Saved data entries
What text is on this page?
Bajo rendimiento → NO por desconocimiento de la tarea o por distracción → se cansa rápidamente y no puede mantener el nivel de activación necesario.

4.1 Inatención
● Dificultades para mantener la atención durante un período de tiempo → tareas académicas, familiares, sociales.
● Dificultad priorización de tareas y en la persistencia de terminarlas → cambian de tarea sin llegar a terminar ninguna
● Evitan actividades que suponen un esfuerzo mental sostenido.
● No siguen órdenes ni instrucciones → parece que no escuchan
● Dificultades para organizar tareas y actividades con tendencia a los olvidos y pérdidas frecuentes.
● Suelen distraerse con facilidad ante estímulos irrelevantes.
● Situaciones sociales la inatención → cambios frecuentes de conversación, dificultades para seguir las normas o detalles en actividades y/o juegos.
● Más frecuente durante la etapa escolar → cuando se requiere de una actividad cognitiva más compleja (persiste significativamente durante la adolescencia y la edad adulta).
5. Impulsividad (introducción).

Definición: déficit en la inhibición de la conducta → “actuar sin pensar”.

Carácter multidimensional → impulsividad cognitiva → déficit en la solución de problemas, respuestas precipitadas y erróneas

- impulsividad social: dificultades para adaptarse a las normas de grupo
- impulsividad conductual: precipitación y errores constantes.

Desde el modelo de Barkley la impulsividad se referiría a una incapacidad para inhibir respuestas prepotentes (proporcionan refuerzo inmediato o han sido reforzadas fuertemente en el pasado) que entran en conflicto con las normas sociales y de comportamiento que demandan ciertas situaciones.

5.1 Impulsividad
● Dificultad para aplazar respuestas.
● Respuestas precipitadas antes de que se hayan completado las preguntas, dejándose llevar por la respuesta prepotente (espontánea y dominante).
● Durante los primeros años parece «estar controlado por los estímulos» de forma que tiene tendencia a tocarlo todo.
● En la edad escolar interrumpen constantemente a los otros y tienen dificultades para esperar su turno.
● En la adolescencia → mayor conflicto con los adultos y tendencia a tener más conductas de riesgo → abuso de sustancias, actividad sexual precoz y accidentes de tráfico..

● **OBJECTIVE**
Retype the listing. Match it exactly.

● **RESPONSE TO THIS EXERCISE**
What text is on this page?
Bajo rendimiento → NO por desconocimiento de la tarea o por distracción → se cansa rápidamente y no puede mantener el nivel de activación necesario.

4.1 Inatención
● Dificultades para mantener la atención durante un período de tiempo → tareas académicas, familiares, sociales.
● Dificultad priorización de tareas y en la persistencia de terminarlas → cambian de tarea sin llegar a terminar ninguna
● Evitan actividades que suponen un esfuerzo mental sostenido.
● No siguen órdenes ni instrucciones → parece que no escuchan
● Dificultades para organizar tareas y actividades con tendencia a los olvidos y pérdidas frecuentes.
● Suelen distraerse con facilidad ante estímulos irrelevantes.
● Situaciones sociales la inatención → cambios frecuentes de conversación, dificultades para seguir las normas o detalles en actividades y/o juegos.
● Más frecuente durante la etapa escolar → cuando se requiere de una actividad cognitiva más compleja (persiste significativamente durante la adolescencia y la edad adulta).
5. Impulsividad (introducción).

Definición: déficit en la inhibición de la conducta → “actuar sin pensar”.

Carácter multidimensional → impulsividad cognitiva → déficit en la solución de problemas, respuestas precipitadas y erróneas

- impulsividad social: dificultades para adaptarse a las normas de grupo
- impulsividad conductual: precipitación y errores constantes.

Desde el modelo de Barkley la impulsividad se referiría a una incapacidad para inhibir respuestas prepotentes (proporcionan refuerzo inmediato o han sido reforzadas fuertemente en el pasado) que entran en conflicto con las normas sociales y de comportamiento que demandan ciertas situaciones.

5.1 Impulsividad
● Dificultad para aplazar respuestas.
● Respuestas precipitadas antes de que se hayan completado las preguntas, dejándose llevar por la respuesta prepotente (espontánea y dominante).
● Durante los primeros años parece «estar controlado por los estímulos» de forma que tiene tendencia a tocarlo todo.
● En la edad escolar interrumpen constantemente a los otros y tienen dificultades para esperar su turno.
● En la adolescencia → mayor conflicto con los adultos y tendencia a tener más conductas de riesgo → abuso de sustancias, actividad sexual precoz y accidentes de tráfico..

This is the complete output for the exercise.